#### [Short exercise]
Repeat all of the data precisely.

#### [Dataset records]

━━━━

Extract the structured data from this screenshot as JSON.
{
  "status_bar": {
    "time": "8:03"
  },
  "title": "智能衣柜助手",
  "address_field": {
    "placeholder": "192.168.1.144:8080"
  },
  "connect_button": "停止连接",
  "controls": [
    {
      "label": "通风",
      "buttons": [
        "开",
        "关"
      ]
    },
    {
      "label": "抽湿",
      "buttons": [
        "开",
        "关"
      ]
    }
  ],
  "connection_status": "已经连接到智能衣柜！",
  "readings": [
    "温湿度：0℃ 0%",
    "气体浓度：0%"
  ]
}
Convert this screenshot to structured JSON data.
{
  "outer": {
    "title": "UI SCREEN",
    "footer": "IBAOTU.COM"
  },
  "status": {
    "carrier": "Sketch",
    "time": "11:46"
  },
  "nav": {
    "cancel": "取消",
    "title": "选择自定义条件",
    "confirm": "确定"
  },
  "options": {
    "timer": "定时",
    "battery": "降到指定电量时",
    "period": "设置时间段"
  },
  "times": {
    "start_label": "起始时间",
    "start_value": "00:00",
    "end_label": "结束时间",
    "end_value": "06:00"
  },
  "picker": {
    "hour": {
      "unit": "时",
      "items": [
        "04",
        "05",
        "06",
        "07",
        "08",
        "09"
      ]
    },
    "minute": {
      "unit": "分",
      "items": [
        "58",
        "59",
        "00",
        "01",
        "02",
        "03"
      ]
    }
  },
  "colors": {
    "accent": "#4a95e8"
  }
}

━━━━

#### [Solution below]
Extract the structured data from this screenshot as JSON.
{
  "status_bar": {
    "time": "8:03"
  },
  "title": "智能衣柜助手",
  "address_field": {
    "placeholder": "192.168.1.144:8080"
  },
  "connect_button": "停止连接",
  "controls": [
    {
      "label": "通风",
      "buttons": [
        "开",
        "关"
      ]
    },
    {
      "label": "抽湿",
      "buttons": [
        "开",
        "关"
      ]
    }
  ],
  "connection_status": "已经连接到智能衣柜！",
  "readings": [
    "温湿度：0℃ 0%",
    "气体浓度：0%"
  ]
}
Convert this screenshot to structured JSON data.
{
  "outer": {
    "title": "UI SCREEN",
    "footer": "IBAOTU.COM"
  },
  "status": {
    "carrier": "Sketch",
    "time": "11:46"
  },
  "nav": {
    "cancel": "取消",
    "title": "选择自定义条件",
    "confirm": "确定"
  },
  "options": {
    "timer": "定时",
    "battery": "降到指定电量时",
    "period": "设置时间段"
  },
  "times": {
    "start_label": "起始时间",
    "start_value": "00:00",
    "end_label": "结束时间",
    "end_value": "06:00"
  },
  "picker": {
    "hour": {
      "unit": "时",
      "items": [
        "04",
        "05",
        "06",
        "07",
        "08",
        "09"
      ]
    },
    "minute": {
      "unit": "分",
      "items": [
        "58",
        "59",
        "00",
        "01",
        "02",
        "03"
      ]
    }
  },
  "colors": {
    "accent": "#4a95e8"
  }
}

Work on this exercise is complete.